* _WHAT IS BEING ASKED_
Return the records word for word. Any pictures in them are not part of the copy.

━━━ DATA FOR PROCESSING ━━━

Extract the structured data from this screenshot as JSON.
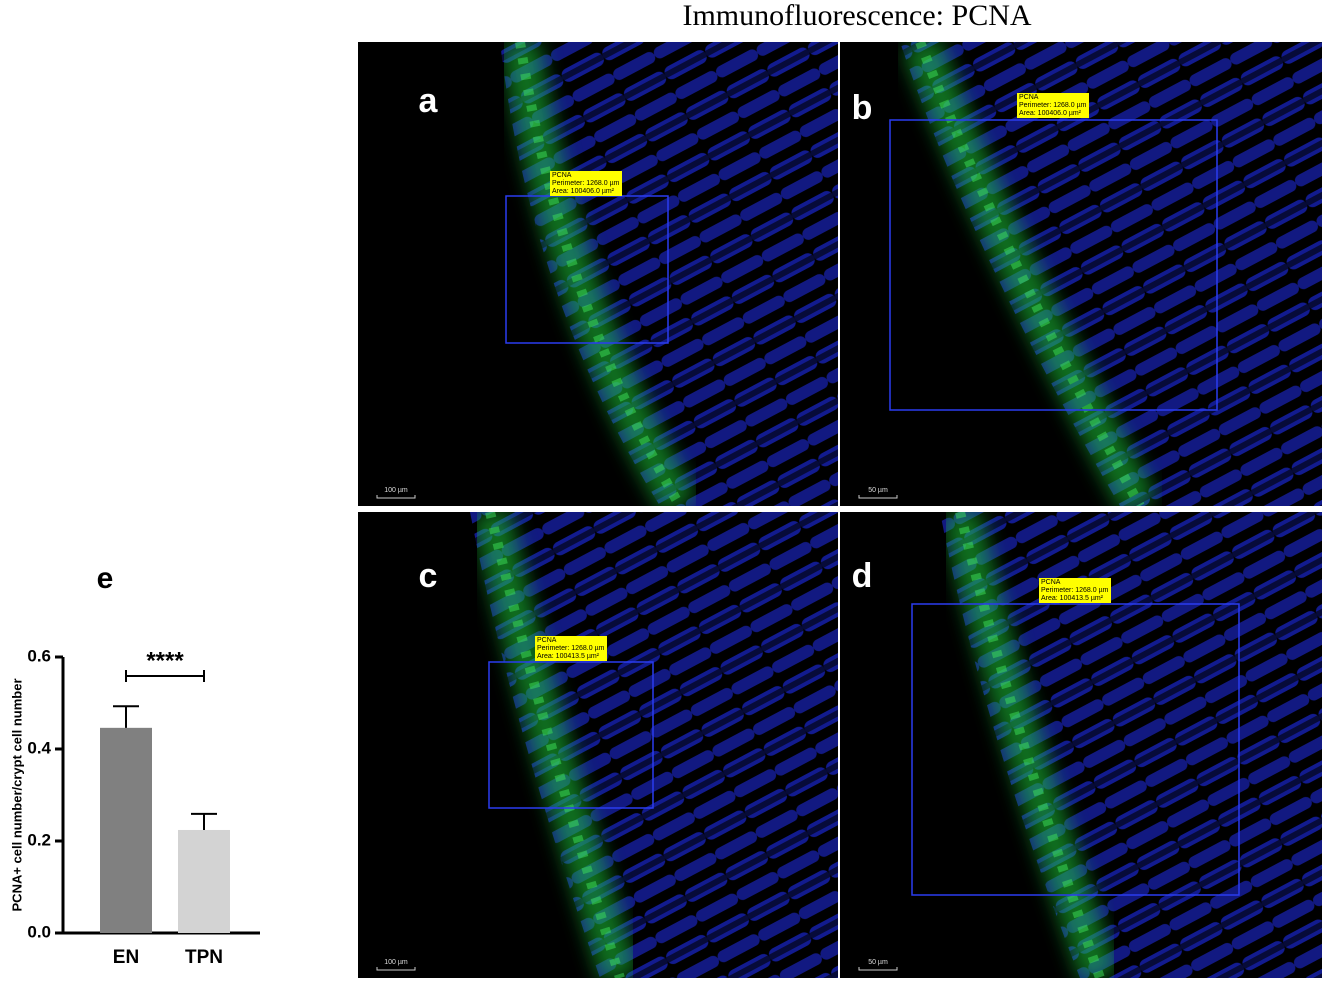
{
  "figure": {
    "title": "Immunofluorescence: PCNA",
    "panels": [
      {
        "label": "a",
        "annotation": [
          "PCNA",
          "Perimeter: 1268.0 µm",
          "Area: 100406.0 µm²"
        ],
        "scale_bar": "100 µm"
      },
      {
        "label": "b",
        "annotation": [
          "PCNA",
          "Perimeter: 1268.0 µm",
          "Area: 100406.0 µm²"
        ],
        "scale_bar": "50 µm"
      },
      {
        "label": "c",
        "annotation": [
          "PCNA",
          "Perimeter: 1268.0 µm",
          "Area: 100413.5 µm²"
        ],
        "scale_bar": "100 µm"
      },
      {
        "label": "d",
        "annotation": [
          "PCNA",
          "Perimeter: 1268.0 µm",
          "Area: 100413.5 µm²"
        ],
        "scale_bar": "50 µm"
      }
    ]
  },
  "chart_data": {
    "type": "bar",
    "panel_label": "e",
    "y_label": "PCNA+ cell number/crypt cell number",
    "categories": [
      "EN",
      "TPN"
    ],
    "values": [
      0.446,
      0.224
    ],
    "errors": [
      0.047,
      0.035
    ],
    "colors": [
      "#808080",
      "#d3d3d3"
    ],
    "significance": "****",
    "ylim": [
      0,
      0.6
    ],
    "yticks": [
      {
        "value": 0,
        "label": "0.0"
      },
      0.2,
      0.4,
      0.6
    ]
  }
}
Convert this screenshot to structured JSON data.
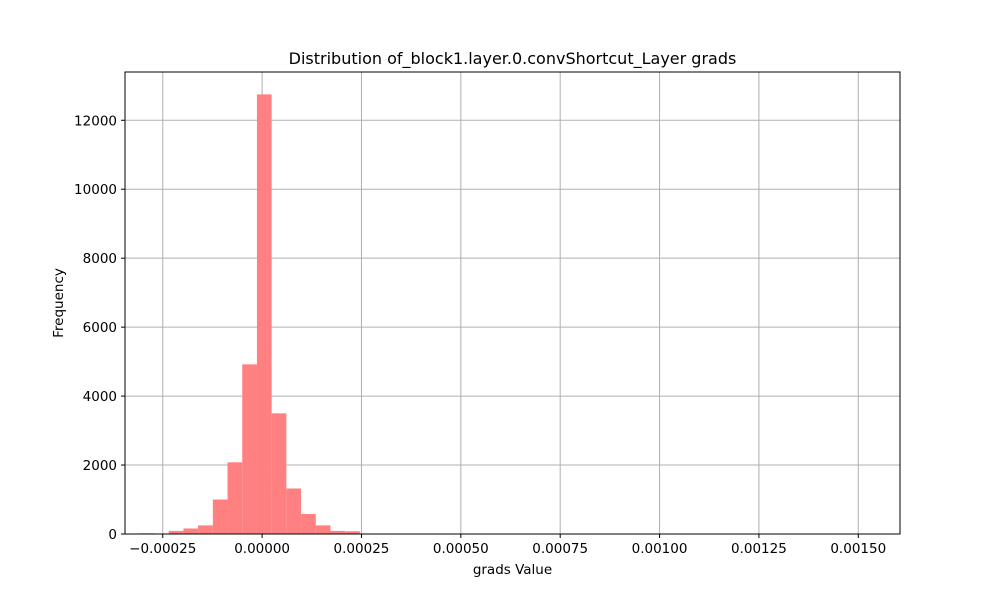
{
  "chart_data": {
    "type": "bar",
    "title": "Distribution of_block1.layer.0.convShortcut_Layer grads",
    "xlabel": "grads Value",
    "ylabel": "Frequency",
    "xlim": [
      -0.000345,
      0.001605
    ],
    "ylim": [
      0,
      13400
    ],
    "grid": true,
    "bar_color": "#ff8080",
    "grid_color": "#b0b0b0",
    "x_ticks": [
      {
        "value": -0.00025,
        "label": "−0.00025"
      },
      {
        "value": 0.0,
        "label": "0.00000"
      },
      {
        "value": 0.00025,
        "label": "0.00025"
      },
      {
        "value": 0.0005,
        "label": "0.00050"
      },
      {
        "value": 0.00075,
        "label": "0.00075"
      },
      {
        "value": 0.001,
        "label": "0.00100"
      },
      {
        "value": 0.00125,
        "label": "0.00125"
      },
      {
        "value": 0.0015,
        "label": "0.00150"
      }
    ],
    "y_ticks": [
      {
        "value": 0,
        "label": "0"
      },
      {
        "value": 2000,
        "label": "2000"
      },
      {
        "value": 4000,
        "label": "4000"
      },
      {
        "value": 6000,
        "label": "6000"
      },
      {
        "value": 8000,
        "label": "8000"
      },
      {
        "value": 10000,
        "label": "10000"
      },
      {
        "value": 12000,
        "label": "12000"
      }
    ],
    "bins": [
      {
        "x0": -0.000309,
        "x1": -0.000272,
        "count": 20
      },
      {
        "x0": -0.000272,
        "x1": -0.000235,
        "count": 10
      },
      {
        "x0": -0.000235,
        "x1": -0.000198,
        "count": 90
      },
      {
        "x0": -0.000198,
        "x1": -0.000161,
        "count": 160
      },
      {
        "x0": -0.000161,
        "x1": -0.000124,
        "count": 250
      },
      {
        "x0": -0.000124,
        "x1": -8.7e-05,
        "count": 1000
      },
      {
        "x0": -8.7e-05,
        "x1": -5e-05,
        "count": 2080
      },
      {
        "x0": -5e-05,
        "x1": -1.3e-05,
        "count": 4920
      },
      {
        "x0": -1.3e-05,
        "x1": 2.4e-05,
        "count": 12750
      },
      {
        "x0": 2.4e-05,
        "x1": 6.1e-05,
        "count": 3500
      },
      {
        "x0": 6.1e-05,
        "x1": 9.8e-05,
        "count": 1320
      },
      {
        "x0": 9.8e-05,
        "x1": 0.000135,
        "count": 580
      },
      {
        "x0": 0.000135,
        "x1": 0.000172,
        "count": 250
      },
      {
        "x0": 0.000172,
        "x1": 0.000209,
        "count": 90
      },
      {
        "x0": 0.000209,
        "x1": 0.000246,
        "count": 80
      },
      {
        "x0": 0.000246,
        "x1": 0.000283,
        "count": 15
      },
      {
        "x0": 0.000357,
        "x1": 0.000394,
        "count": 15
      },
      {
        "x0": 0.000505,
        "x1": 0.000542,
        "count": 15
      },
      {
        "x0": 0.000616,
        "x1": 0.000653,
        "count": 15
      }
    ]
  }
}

━━━

* _RESPONSE BELOW_
Extract the structured data from this screenshot as JSON.
{
  "figure": {
    "title": "Immunofluorescence: PCNA",
    "panels": [
      {
        "label": "a",
        "annotation": [
          "PCNA",
          "Perimeter: 1268.0 µm",
          "Area: 100406.0 µm²"
        ],
        "scale_bar": "100 µm"
      },
      {
        "label": "b",
        "annotation": [
          "PCNA",
          "Perimeter: 1268.0 µm",
          "Area: 100406.0 µm²"
        ],
        "scale_bar": "50 µm"
      },
      {
        "label": "c",
        "annotation": [
          "PCNA",
          "Perimeter: 1268.0 µm",
          "Area: 100413.5 µm²"
        ],
        "scale_bar": "100 µm"
      },
      {
        "label": "d",
        "annotation": [
          "PCNA",
          "Perimeter: 1268.0 µm",
          "Area: 100413.5 µm²"
        ],
        "scale_bar": "50 µm"
      }
    ]
  },
  "chart_data": {
    "type": "bar",
    "panel_label": "e",
    "y_label": "PCNA+ cell number/crypt cell number",
    "categories": [
      "EN",
      "TPN"
    ],
    "values": [
      0.446,
      0.224
    ],
    "errors": [
      0.047,
      0.035
    ],
    "colors": [
      "#808080",
      "#d3d3d3"
    ],
    "significance": "****",
    "ylim": [
      0,
      0.6
    ],
    "yticks": [
      {
        "value": 0,
        "label": "0.0"
      },
      0.2,
      0.4,
      0.6
    ]
  }
}
Convert this screenshot to structured JSON data.
{
  "chart_data": {
    "type": "bar",
    "title": "Distribution of_block1.layer.0.convShortcut_Layer grads",
    "xlabel": "grads Value",
    "ylabel": "Frequency",
    "xlim": [
      -0.000345,
      0.001605
    ],
    "ylim": [
      0,
      13400
    ],
    "grid": true,
    "bar_color": "#ff8080",
    "grid_color": "#b0b0b0",
    "x_ticks": [
      {
        "value": -0.00025,
        "label": "−0.00025"
      },
      {
        "value": 0.0,
        "label": "0.00000"
      },
      {
        "value": 0.00025,
        "label": "0.00025"
      },
      {
        "value": 0.0005,
        "label": "0.00050"
      },
      {
        "value": 0.00075,
        "label": "0.00075"
      },
      {
        "value": 0.001,
        "label": "0.00100"
      },
      {
        "value": 0.00125,
        "label": "0.00125"
      },
      {
        "value": 0.0015,
        "label": "0.00150"
      }
    ],
    "y_ticks": [
      {
        "value": 0,
        "label": "0"
      },
      {
        "value": 2000,
        "label": "2000"
      },
      {
        "value": 4000,
        "label": "4000"
      },
      {
        "value": 6000,
        "label": "6000"
      },
      {
        "value": 8000,
        "label": "8000"
      },
      {
        "value": 10000,
        "label": "10000"
      },
      {
        "value": 12000,
        "label": "12000"
      }
    ],
    "bins": [
      {
        "x0": -0.000309,
        "x1": -0.000272,
        "count": 20
      },
      {
        "x0": -0.000272,
        "x1": -0.000235,
        "count": 10
      },
      {
        "x0": -0.000235,
        "x1": -0.000198,
        "count": 90
      },
      {
        "x0": -0.000198,
        "x1": -0.000161,
        "count": 160
      },
      {
        "x0": -0.000161,
        "x1": -0.000124,
        "count": 250
      },
      {
        "x0": -0.000124,
        "x1": -8.7e-05,
        "count": 1000
      },
      {
        "x0": -8.7e-05,
        "x1": -5e-05,
        "count": 2080
      },
      {
        "x0": -5e-05,
        "x1": -1.3e-05,
        "count": 4920
      },
      {
        "x0": -1.3e-05,
        "x1": 2.4e-05,
        "count": 12750
      },
      {
        "x0": 2.4e-05,
        "x1": 6.1e-05,
        "count": 3500
      },
      {
        "x0": 6.1e-05,
        "x1": 9.8e-05,
        "count": 1320
      },
      {
        "x0": 9.8e-05,
        "x1": 0.000135,
        "count": 580
      },
      {
        "x0": 0.000135,
        "x1": 0.000172,
        "count": 250
      },
      {
        "x0": 0.000172,
        "x1": 0.000209,
        "count": 90
      },
      {
        "x0": 0.000209,
        "x1": 0.000246,
        "count": 80
      },
      {
        "x0": 0.000246,
        "x1": 0.000283,
        "count": 15
      },
      {
        "x0": 0.000357,
        "x1": 0.000394,
        "count": 15
      },
      {
        "x0": 0.000505,
        "x1": 0.000542,
        "count": 15
      },
      {
        "x0": 0.000616,
        "x1": 0.000653,
        "count": 15
      }
    ]
  }
}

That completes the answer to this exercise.